Objective: Transcribe the records below exactly as they appear, omitting any pictures.

Data entries:
— begin —
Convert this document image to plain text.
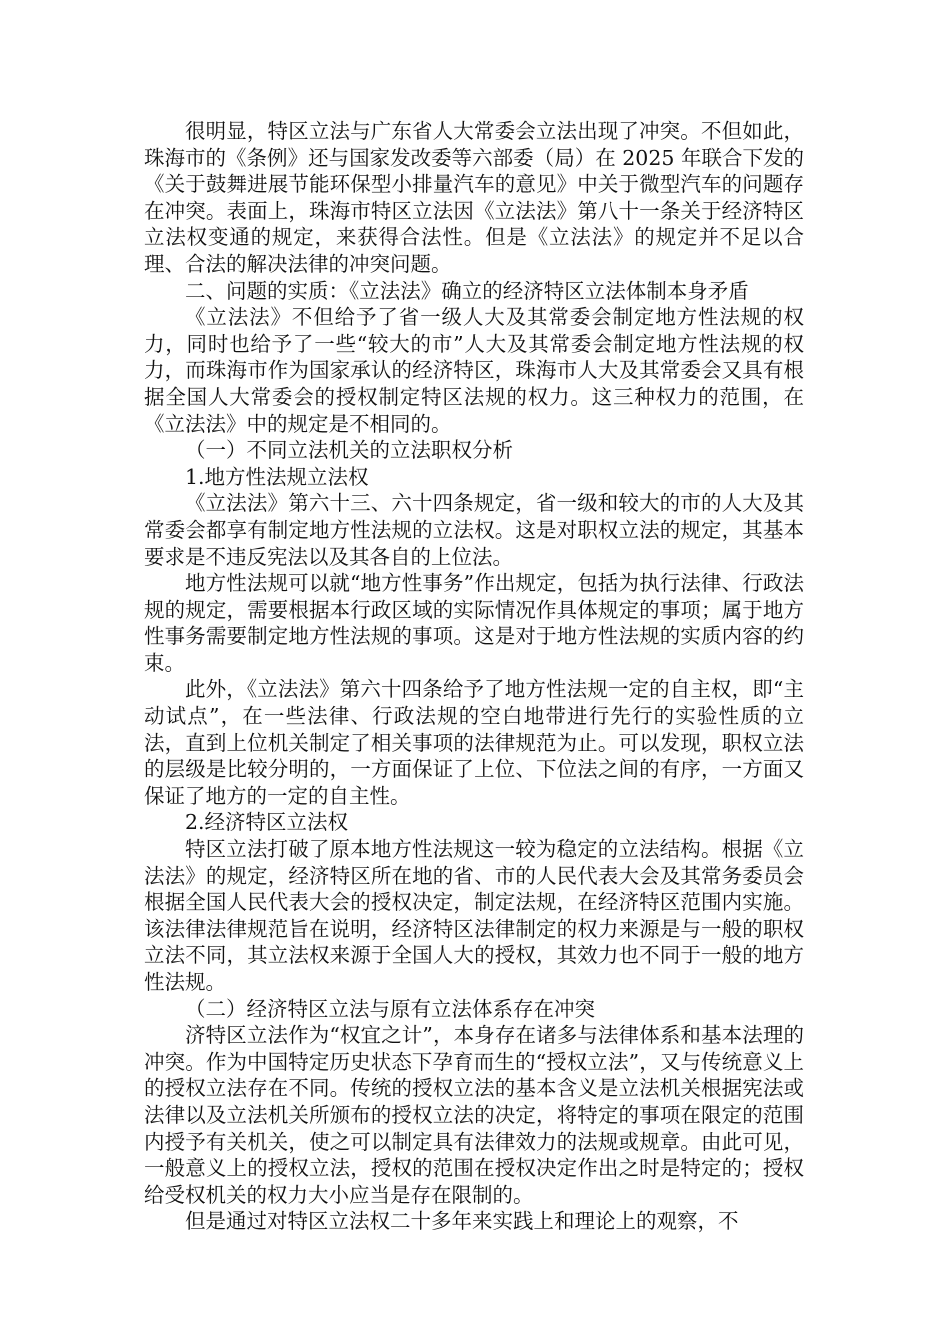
很明显，特区立法与广东省人大常委会立法出现了冲突。不但如此，珠海市的《条例》还与国家发改委等六部委（局）在 2025 年联合下发的《关于鼓舞进展节能环保型小排量汽车的意见》中关于微型汽车的问题存在冲突。表面上，珠海市特区立法因《立法法》第八十一条关于经济特区立法权变通的规定，来获得合法性。但是《立法法》的规定并不足以合理、合法的解决法律的冲突问题。

二、问题的实质：《立法法》确立的经济特区立法体制本身矛盾

《立法法》不但给予了省一级人大及其常委会制定地方性法规的权力，同时也给予了一些“较大的市”人大及其常委会制定地方性法规的权力，而珠海市作为国家承认的经济特区，珠海市人大及其常委会又具有根据全国人大常委会的授权制定特区法规的权力。这三种权力的范围，在《立法法》中的规定是不相同的。

（一）不同立法机关的立法职权分析

1.地方性法规立法权

《立法法》第六十三、六十四条规定，省一级和较大的市的人大及其常委会都享有制定地方性法规的立法权。这是对职权立法的规定，其基本要求是不违反宪法以及其各自的上位法。

地方性法规可以就“地方性事务”作出规定，包括为执行法律、行政法规的规定，需要根据本行政区域的实际情况作具体规定的事项；属于地方性事务需要制定地方性法规的事项。这是对于地方性法规的实质内容的约束。

此外，《立法法》第六十四条给予了地方性法规一定的自主权，即“主动试点”，在一些法律、行政法规的空白地带进行先行的实验性质的立法，直到上位机关制定了相关事项的法律规范为止。可以发现，职权立法的层级是比较分明的，一方面保证了上位、下位法之间的有序，一方面又保证了地方的一定的自主性。

2.经济特区立法权

特区立法打破了原本地方性法规这一较为稳定的立法结构。根据《立法法》的规定，经济特区所在地的省、市的人民代表大会及其常务委员会根据全国人民代表大会的授权决定，制定法规，在经济特区范围内实施。该法律法律规范旨在说明，经济特区法律制定的权力来源是与一般的职权立法不同，其立法权来源于全国人大的授权，其效力也不同于一般的地方性法规。

（二）经济特区立法与原有立法体系存在冲突

济特区立法作为“权宜之计”，本身存在诸多与法律体系和基本法理的冲突。作为中国特定历史状态下孕育而生的“授权立法”，又与传统意义上的授权立法存在不同。传统的授权立法的基本含义是立法机关根据宪法或法律以及立法机关所颁布的授权立法的决定，将特定的事项在限定的范围内授予有关机关，使之可以制定具有法律效力的法规或规章。由此可见，一般意义上的授权立法，授权的范围在授权决定作出之时是特定的；授权给受权机关的权力大小应当是存在限制的。

但是通过对特区立法权二十多年来实践上和理论上的观察，不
— end —
Written solution:
Convert this document image to plain text.
很明显，特区立法与广东省人大常委会立法出现了冲突。不但如此，珠海市的《条例》还与国家发改委等六部委（局）在 2025 年联合下发的《关于鼓舞进展节能环保型小排量汽车的意见》中关于微型汽车的问题存在冲突。表面上，珠海市特区立法因《立法法》第八十一条关于经济特区立法权变通的规定，来获得合法性。但是《立法法》的规定并不足以合理、合法的解决法律的冲突问题。

二、问题的实质：《立法法》确立的经济特区立法体制本身矛盾

《立法法》不但给予了省一级人大及其常委会制定地方性法规的权力，同时也给予了一些“较大的市”人大及其常委会制定地方性法规的权力，而珠海市作为国家承认的经济特区，珠海市人大及其常委会又具有根据全国人大常委会的授权制定特区法规的权力。这三种权力的范围，在《立法法》中的规定是不相同的。

（一）不同立法机关的立法职权分析

1.地方性法规立法权

《立法法》第六十三、六十四条规定，省一级和较大的市的人大及其常委会都享有制定地方性法规的立法权。这是对职权立法的规定，其基本要求是不违反宪法以及其各自的上位法。

地方性法规可以就“地方性事务”作出规定，包括为执行法律、行政法规的规定，需要根据本行政区域的实际情况作具体规定的事项；属于地方性事务需要制定地方性法规的事项。这是对于地方性法规的实质内容的约束。

此外，《立法法》第六十四条给予了地方性法规一定的自主权，即“主动试点”，在一些法律、行政法规的空白地带进行先行的实验性质的立法，直到上位机关制定了相关事项的法律规范为止。可以发现，职权立法的层级是比较分明的，一方面保证了上位、下位法之间的有序，一方面又保证了地方的一定的自主性。

2.经济特区立法权

特区立法打破了原本地方性法规这一较为稳定的立法结构。根据《立法法》的规定，经济特区所在地的省、市的人民代表大会及其常务委员会根据全国人民代表大会的授权决定，制定法规，在经济特区范围内实施。该法律法律规范旨在说明，经济特区法律制定的权力来源是与一般的职权立法不同，其立法权来源于全国人大的授权，其效力也不同于一般的地方性法规。

（二）经济特区立法与原有立法体系存在冲突

济特区立法作为“权宜之计”，本身存在诸多与法律体系和基本法理的冲突。作为中国特定历史状态下孕育而生的“授权立法”，又与传统意义上的授权立法存在不同。传统的授权立法的基本含义是立法机关根据宪法或法律以及立法机关所颁布的授权立法的决定，将特定的事项在限定的范围内授予有关机关，使之可以制定具有法律效力的法规或规章。由此可见，一般意义上的授权立法，授权的范围在授权决定作出之时是特定的；授权给受权机关的权力大小应当是存在限制的。

但是通过对特区立法权二十多年来实践上和理论上的观察，不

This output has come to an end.